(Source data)
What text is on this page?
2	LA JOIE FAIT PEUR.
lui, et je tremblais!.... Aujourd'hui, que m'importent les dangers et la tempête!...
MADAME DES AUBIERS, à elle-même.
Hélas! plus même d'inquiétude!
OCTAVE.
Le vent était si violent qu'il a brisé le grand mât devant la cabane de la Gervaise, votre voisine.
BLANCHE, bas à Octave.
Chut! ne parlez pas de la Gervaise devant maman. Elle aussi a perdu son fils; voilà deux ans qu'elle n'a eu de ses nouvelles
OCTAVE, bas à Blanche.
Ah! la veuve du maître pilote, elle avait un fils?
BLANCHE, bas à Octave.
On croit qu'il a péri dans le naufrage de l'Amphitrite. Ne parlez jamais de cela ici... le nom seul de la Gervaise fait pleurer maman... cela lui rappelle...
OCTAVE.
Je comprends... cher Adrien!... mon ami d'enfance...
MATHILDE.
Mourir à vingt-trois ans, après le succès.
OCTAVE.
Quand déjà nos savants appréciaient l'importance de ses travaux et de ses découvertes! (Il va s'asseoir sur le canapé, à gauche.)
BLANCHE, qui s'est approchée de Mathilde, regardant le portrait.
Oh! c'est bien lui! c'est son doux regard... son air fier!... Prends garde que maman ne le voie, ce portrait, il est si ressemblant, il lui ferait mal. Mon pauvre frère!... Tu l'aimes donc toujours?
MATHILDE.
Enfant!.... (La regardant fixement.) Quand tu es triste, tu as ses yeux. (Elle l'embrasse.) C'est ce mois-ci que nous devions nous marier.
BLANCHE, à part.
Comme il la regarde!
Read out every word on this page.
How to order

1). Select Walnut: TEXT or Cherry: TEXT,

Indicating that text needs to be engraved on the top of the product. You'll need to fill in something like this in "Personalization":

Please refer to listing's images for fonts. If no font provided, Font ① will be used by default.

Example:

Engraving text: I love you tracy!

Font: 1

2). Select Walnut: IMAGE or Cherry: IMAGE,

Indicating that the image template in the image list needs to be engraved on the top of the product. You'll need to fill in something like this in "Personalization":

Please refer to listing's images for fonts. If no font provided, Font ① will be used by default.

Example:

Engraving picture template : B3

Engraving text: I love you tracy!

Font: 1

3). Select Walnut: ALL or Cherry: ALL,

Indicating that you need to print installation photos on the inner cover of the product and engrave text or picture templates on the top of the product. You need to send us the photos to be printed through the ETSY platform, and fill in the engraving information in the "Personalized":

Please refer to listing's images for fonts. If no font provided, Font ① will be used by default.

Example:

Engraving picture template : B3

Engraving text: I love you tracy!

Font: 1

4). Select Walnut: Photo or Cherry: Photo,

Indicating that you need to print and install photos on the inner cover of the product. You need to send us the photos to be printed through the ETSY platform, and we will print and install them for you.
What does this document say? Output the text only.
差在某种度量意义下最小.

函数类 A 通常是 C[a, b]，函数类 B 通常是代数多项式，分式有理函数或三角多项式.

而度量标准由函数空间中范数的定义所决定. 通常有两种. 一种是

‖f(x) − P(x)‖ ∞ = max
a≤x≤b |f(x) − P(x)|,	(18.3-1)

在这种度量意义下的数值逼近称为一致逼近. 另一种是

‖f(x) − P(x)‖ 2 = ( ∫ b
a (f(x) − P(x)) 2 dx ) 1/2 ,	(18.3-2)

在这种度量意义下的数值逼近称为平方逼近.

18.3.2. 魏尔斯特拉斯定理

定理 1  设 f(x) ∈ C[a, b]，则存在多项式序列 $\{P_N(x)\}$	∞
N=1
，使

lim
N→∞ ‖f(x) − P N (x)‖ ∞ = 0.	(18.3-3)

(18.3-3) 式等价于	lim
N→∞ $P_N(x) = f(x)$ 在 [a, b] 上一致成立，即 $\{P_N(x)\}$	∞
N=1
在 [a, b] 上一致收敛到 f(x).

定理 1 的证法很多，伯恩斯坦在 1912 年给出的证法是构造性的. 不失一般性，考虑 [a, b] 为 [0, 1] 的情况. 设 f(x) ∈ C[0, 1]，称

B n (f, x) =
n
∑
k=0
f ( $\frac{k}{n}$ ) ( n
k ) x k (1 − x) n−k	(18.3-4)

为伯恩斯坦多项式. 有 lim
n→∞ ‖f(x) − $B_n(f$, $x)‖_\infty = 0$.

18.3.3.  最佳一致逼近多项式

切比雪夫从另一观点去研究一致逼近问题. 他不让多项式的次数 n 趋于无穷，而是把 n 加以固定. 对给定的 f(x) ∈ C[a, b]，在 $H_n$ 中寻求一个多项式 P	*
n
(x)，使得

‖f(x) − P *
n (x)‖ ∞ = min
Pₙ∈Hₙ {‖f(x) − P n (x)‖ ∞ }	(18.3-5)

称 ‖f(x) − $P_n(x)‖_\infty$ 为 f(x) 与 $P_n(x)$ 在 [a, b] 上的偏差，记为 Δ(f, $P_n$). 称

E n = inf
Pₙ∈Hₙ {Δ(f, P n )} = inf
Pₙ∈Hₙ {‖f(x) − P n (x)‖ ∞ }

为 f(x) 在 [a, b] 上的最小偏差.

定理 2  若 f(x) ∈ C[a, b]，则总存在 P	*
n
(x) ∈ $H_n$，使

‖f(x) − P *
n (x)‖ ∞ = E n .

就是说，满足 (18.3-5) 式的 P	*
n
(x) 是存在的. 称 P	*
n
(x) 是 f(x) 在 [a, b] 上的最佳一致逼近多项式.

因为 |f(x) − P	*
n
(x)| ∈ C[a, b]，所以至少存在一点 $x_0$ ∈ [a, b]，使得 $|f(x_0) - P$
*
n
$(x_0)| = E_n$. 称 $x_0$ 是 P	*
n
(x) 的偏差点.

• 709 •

Work to complete:
Set down every record above exactly as given.

Solution for this problem:
What text is on this page?
2	LA JOIE FAIT PEUR.
lui, et je tremblais!.... Aujourd'hui, que m'importent les dangers et la tempête!...
MADAME DES AUBIERS, à elle-même.
Hélas! plus même d'inquiétude!
OCTAVE.
Le vent était si violent qu'il a brisé le grand mât devant la cabane de la Gervaise, votre voisine.
BLANCHE, bas à Octave.
Chut! ne parlez pas de la Gervaise devant maman. Elle aussi a perdu son fils; voilà deux ans qu'elle n'a eu de ses nouvelles
OCTAVE, bas à Blanche.
Ah! la veuve du maître pilote, elle avait un fils?
BLANCHE, bas à Octave.
On croit qu'il a péri dans le naufrage de l'Amphitrite. Ne parlez jamais de cela ici... le nom seul de la Gervaise fait pleurer maman... cela lui rappelle...
OCTAVE.
Je comprends... cher Adrien!... mon ami d'enfance...
MATHILDE.
Mourir à vingt-trois ans, après le succès.
OCTAVE.
Quand déjà nos savants appréciaient l'importance de ses travaux et de ses découvertes! (Il va s'asseoir sur le canapé, à gauche.)
BLANCHE, qui s'est approchée de Mathilde, regardant le portrait.
Oh! c'est bien lui! c'est son doux regard... son air fier!... Prends garde que maman ne le voie, ce portrait, il est si ressemblant, il lui ferait mal. Mon pauvre frère!... Tu l'aimes donc toujours?
MATHILDE.
Enfant!.... (La regardant fixement.) Quand tu es triste, tu as ses yeux. (Elle l'embrasse.) C'est ce mois-ci que nous devions nous marier.
BLANCHE, à part.
Comme il la regarde!
Read out every word on this page.
How to order

1). Select Walnut: TEXT or Cherry: TEXT,

Indicating that text needs to be engraved on the top of the product. You'll need to fill in something like this in "Personalization":

Please refer to listing's images for fonts. If no font provided, Font ① will be used by default.

Example:

Engraving text: I love you tracy!

Font: 1

2). Select Walnut: IMAGE or Cherry: IMAGE,

Indicating that the image template in the image list needs to be engraved on the top of the product. You'll need to fill in something like this in "Personalization":

Please refer to listing's images for fonts. If no font provided, Font ① will be used by default.

Example:

Engraving picture template : B3

Engraving text: I love you tracy!

Font: 1

3). Select Walnut: ALL or Cherry: ALL,

Indicating that you need to print installation photos on the inner cover of the product and engrave text or picture templates on the top of the product. You need to send us the photos to be printed through the ETSY platform, and fill in the engraving information in the "Personalized":

Please refer to listing's images for fonts. If no font provided, Font ① will be used by default.

Example:

Engraving picture template : B3

Engraving text: I love you tracy!

Font: 1

4). Select Walnut: Photo or Cherry: Photo,

Indicating that you need to print and install photos on the inner cover of the product. You need to send us the photos to be printed through the ETSY platform, and we will print and install them for you.
What does this document say? Output the text only.
差在某种度量意义下最小.

函数类 A 通常是 C[a, b]，函数类 B 通常是代数多项式，分式有理函数或三角多项式.

而度量标准由函数空间中范数的定义所决定. 通常有两种. 一种是

‖f(x) − P(x)‖ ∞ = max
a≤x≤b |f(x) − P(x)|,	(18.3-1)

在这种度量意义下的数值逼近称为一致逼近. 另一种是

‖f(x) − P(x)‖ 2 = ( ∫ b
a (f(x) − P(x)) 2 dx ) 1/2 ,	(18.3-2)

在这种度量意义下的数值逼近称为平方逼近.

18.3.2. 魏尔斯特拉斯定理

定理 1  设 f(x) ∈ C[a, b]，则存在多项式序列 $\{P_N(x)\}$	∞
N=1
，使

lim
N→∞ ‖f(x) − P N (x)‖ ∞ = 0.	(18.3-3)

(18.3-3) 式等价于	lim
N→∞ $P_N(x) = f(x)$ 在 [a, b] 上一致成立，即 $\{P_N(x)\}$	∞
N=1
在 [a, b] 上一致收敛到 f(x).

定理 1 的证法很多，伯恩斯坦在 1912 年给出的证法是构造性的. 不失一般性，考虑 [a, b] 为 [0, 1] 的情况. 设 f(x) ∈ C[0, 1]，称

B n (f, x) =
n
∑
k=0
f ( $\frac{k}{n}$ ) ( n
k ) x k (1 − x) n−k	(18.3-4)

为伯恩斯坦多项式. 有 lim
n→∞ ‖f(x) − $B_n(f$, $x)‖_\infty = 0$.

18.3.3.  最佳一致逼近多项式

切比雪夫从另一观点去研究一致逼近问题. 他不让多项式的次数 n 趋于无穷，而是把 n 加以固定. 对给定的 f(x) ∈ C[a, b]，在 $H_n$ 中寻求一个多项式 P	*
n
(x)，使得

‖f(x) − P *
n (x)‖ ∞ = min
Pₙ∈Hₙ {‖f(x) − P n (x)‖ ∞ }	(18.3-5)

称 ‖f(x) − $P_n(x)‖_\infty$ 为 f(x) 与 $P_n(x)$ 在 [a, b] 上的偏差，记为 Δ(f, $P_n$). 称

E n = inf
Pₙ∈Hₙ {Δ(f, P n )} = inf
Pₙ∈Hₙ {‖f(x) − P n (x)‖ ∞ }

为 f(x) 在 [a, b] 上的最小偏差.

定理 2  若 f(x) ∈ C[a, b]，则总存在 P	*
n
(x) ∈ $H_n$，使

‖f(x) − P *
n (x)‖ ∞ = E n .

就是说，满足 (18.3-5) 式的 P	*
n
(x) 是存在的. 称 P	*
n
(x) 是 f(x) 在 [a, b] 上的最佳一致逼近多项式.

因为 |f(x) − P	*
n
(x)| ∈ C[a, b]，所以至少存在一点 $x_0$ ∈ [a, b]，使得 $|f(x_0) - P$
*
n
$(x_0)| = E_n$. 称 $x_0$ 是 P	*
n
(x) 的偏差点.

• 709 •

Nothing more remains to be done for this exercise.